_Material for the task_
_ _ _
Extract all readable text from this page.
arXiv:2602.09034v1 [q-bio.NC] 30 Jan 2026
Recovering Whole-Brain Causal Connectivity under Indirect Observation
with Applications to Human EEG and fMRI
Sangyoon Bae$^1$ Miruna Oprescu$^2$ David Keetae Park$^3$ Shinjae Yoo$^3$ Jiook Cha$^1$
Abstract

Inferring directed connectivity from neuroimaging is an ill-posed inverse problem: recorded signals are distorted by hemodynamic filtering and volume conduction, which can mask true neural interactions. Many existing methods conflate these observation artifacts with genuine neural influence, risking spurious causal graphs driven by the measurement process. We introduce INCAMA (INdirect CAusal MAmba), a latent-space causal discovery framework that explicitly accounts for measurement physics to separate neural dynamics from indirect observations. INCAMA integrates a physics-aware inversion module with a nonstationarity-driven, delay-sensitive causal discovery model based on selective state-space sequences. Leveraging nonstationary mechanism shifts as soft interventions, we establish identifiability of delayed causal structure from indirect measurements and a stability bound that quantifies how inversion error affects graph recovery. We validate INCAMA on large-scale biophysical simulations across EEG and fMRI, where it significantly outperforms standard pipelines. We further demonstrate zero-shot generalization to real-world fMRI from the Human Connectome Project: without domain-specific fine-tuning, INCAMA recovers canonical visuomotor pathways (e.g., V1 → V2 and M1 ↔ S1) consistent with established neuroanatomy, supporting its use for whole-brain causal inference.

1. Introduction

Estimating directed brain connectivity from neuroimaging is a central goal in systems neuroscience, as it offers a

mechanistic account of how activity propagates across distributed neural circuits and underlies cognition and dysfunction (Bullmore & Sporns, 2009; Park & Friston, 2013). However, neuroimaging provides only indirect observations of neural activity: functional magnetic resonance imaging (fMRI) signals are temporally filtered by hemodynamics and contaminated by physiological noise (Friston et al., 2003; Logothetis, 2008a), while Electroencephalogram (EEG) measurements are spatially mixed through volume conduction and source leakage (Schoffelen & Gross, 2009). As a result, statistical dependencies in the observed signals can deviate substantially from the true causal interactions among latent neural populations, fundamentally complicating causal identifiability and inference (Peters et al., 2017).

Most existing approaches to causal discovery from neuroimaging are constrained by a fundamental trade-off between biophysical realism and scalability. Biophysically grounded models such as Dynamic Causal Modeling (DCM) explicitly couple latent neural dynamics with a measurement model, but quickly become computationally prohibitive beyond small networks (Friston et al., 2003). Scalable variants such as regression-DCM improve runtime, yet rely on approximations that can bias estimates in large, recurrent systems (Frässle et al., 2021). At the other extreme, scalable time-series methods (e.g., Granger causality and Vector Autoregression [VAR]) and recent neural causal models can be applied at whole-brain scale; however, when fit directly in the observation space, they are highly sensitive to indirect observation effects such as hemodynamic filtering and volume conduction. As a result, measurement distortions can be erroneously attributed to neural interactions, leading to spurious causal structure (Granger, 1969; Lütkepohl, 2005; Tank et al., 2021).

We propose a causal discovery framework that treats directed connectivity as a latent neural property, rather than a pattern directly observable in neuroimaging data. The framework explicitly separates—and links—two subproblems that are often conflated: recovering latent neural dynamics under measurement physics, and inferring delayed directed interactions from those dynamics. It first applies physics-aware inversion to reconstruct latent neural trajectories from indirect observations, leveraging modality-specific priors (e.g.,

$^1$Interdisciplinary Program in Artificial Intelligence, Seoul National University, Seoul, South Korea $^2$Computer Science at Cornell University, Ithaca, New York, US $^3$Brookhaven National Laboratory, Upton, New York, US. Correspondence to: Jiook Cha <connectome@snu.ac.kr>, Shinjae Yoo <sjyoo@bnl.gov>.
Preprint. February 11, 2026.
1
_ _ _
_Problem requirements_
Give the entries once more, exactly as they appear.

_Expected answer_
Extract all readable text from this page.
arXiv:2602.09034v1 [q-bio.NC] 30 Jan 2026
Recovering Whole-Brain Causal Connectivity under Indirect Observation
with Applications to Human EEG and fMRI
Sangyoon Bae$^1$ Miruna Oprescu$^2$ David Keetae Park$^3$ Shinjae Yoo$^3$ Jiook Cha$^1$
Abstract

Inferring directed connectivity from neuroimaging is an ill-posed inverse problem: recorded signals are distorted by hemodynamic filtering and volume conduction, which can mask true neural interactions. Many existing methods conflate these observation artifacts with genuine neural influence, risking spurious causal graphs driven by the measurement process. We introduce INCAMA (INdirect CAusal MAmba), a latent-space causal discovery framework that explicitly accounts for measurement physics to separate neural dynamics from indirect observations. INCAMA integrates a physics-aware inversion module with a nonstationarity-driven, delay-sensitive causal discovery model based on selective state-space sequences. Leveraging nonstationary mechanism shifts as soft interventions, we establish identifiability of delayed causal structure from indirect measurements and a stability bound that quantifies how inversion error affects graph recovery. We validate INCAMA on large-scale biophysical simulations across EEG and fMRI, where it significantly outperforms standard pipelines. We further demonstrate zero-shot generalization to real-world fMRI from the Human Connectome Project: without domain-specific fine-tuning, INCAMA recovers canonical visuomotor pathways (e.g., V1 → V2 and M1 ↔ S1) consistent with established neuroanatomy, supporting its use for whole-brain causal inference.

1. Introduction

Estimating directed brain connectivity from neuroimaging is a central goal in systems neuroscience, as it offers a

mechanistic account of how activity propagates across distributed neural circuits and underlies cognition and dysfunction (Bullmore & Sporns, 2009; Park & Friston, 2013). However, neuroimaging provides only indirect observations of neural activity: functional magnetic resonance imaging (fMRI) signals are temporally filtered by hemodynamics and contaminated by physiological noise (Friston et al., 2003; Logothetis, 2008a), while Electroencephalogram (EEG) measurements are spatially mixed through volume conduction and source leakage (Schoffelen & Gross, 2009). As a result, statistical dependencies in the observed signals can deviate substantially from the true causal interactions among latent neural populations, fundamentally complicating causal identifiability and inference (Peters et al., 2017).

Most existing approaches to causal discovery from neuroimaging are constrained by a fundamental trade-off between biophysical realism and scalability. Biophysically grounded models such as Dynamic Causal Modeling (DCM) explicitly couple latent neural dynamics with a measurement model, but quickly become computationally prohibitive beyond small networks (Friston et al., 2003). Scalable variants such as regression-DCM improve runtime, yet rely on approximations that can bias estimates in large, recurrent systems (Frässle et al., 2021). At the other extreme, scalable time-series methods (e.g., Granger causality and Vector Autoregression [VAR]) and recent neural causal models can be applied at whole-brain scale; however, when fit directly in the observation space, they are highly sensitive to indirect observation effects such as hemodynamic filtering and volume conduction. As a result, measurement distortions can be erroneously attributed to neural interactions, leading to spurious causal structure (Granger, 1969; Lütkepohl, 2005; Tank et al., 2021).

We propose a causal discovery framework that treats directed connectivity as a latent neural property, rather than a pattern directly observable in neuroimaging data. The framework explicitly separates—and links—two subproblems that are often conflated: recovering latent neural dynamics under measurement physics, and inferring delayed directed interactions from those dynamics. It first applies physics-aware inversion to reconstruct latent neural trajectories from indirect observations, leveraging modality-specific priors (e.g.,

$^1$Interdisciplinary Program in Artificial Intelligence, Seoul National University, Seoul, South Korea $^2$Computer Science at Cornell University, Ithaca, New York, US $^3$Brookhaven National Laboratory, Upton, New York, US. Correspondence to: Jiook Cha <connectome@snu.ac.kr>, Shinjae Yoo <sjyoo@bnl.gov>.
Preprint. February 11, 2026.
1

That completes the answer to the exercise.